EXCERPTED RECORDS |
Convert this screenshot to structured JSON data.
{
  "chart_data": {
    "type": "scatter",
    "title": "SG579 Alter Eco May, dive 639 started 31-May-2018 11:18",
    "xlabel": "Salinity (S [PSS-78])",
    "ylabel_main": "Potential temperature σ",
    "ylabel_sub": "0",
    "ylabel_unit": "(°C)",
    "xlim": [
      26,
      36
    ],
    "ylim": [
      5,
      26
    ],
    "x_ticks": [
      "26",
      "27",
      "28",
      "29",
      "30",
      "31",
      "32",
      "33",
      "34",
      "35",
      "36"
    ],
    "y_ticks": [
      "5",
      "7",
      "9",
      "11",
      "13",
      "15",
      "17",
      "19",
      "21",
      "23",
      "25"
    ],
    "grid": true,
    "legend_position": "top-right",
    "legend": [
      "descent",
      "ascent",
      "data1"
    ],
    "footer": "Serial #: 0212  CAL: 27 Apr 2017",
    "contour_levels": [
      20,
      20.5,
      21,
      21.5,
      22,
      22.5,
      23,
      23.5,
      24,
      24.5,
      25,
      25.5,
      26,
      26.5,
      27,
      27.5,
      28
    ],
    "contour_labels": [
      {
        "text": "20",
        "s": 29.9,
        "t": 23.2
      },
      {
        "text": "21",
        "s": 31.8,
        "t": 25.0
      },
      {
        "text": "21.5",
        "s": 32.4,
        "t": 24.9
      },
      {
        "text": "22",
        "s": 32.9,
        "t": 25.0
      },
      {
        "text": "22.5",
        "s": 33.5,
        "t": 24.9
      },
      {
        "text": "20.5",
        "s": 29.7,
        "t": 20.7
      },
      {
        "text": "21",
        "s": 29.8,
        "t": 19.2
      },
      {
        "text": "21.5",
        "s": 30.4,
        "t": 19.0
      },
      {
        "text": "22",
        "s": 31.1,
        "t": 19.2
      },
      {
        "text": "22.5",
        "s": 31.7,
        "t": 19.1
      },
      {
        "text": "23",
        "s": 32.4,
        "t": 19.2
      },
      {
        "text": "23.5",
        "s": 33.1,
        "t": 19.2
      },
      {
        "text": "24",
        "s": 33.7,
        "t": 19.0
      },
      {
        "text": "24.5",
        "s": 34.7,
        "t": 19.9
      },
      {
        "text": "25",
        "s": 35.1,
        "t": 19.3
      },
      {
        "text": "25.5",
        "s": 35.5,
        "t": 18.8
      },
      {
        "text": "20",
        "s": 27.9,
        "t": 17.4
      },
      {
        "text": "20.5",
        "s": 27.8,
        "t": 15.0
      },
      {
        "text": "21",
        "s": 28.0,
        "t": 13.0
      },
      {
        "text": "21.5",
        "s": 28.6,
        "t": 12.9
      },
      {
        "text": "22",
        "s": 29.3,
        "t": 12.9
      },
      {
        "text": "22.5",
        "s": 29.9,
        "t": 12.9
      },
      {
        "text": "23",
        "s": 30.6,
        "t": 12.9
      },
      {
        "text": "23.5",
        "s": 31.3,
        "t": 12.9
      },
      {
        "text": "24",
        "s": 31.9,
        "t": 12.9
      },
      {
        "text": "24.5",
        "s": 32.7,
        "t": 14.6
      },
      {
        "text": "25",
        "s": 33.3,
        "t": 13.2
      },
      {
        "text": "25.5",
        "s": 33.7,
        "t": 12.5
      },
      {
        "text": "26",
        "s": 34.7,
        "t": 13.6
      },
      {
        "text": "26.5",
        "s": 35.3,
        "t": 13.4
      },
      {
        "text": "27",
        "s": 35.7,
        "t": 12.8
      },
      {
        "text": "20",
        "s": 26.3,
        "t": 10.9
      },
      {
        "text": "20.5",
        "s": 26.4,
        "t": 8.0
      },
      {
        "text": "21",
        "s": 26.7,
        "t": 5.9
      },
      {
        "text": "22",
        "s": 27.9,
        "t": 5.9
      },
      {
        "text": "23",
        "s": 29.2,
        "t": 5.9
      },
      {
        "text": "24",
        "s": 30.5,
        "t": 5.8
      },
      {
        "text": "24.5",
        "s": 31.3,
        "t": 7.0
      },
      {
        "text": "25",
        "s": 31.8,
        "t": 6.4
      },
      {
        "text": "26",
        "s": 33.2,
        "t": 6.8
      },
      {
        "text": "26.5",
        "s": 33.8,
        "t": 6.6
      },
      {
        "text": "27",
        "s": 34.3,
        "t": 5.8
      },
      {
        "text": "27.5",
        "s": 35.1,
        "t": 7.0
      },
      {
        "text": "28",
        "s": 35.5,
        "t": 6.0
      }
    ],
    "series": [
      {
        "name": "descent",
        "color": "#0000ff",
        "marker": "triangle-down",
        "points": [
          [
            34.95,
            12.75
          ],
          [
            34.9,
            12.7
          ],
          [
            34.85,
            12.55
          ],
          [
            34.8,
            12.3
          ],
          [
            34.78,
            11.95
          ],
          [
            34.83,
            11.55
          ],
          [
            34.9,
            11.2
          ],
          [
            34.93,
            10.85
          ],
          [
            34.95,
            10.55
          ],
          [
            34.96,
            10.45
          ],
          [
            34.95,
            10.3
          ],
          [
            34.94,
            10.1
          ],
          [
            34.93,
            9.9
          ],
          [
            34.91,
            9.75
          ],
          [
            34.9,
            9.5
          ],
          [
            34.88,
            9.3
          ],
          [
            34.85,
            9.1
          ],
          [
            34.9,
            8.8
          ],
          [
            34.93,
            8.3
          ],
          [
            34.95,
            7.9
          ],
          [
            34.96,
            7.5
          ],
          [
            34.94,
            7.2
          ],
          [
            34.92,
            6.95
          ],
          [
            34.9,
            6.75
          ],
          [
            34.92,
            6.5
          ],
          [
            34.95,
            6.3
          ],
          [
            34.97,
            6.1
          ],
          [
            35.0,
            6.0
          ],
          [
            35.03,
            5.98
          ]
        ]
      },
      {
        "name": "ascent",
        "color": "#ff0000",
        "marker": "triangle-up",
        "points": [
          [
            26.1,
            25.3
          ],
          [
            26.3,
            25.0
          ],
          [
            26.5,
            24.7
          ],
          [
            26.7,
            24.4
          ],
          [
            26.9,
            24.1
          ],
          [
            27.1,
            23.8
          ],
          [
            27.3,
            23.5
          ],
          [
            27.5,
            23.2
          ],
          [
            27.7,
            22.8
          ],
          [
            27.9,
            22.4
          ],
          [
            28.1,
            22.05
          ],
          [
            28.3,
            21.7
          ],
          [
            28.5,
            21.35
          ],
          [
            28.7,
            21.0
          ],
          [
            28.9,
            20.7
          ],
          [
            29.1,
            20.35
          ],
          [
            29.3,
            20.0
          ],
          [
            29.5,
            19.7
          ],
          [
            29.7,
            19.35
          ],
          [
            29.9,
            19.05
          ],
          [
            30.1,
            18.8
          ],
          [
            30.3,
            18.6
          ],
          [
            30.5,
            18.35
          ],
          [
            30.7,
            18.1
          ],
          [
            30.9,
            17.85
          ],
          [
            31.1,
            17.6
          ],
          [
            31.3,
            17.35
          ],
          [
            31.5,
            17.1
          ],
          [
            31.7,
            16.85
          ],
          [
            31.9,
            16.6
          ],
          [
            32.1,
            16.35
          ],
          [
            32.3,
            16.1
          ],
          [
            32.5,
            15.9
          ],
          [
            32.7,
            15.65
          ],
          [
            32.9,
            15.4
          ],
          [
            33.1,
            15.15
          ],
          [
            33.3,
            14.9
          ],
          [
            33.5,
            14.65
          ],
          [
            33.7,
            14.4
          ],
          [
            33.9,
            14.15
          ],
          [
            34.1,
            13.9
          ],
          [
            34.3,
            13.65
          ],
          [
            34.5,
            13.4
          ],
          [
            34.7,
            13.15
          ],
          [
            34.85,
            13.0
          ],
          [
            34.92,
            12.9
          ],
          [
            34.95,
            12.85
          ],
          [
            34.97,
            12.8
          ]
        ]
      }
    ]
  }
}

WHAT IS ASKED | Read the entries and pick out all lines that include the word "marker".

RIGHT ANSWER |
        "marker": "triangle-down",
        "marker": "triangle-up",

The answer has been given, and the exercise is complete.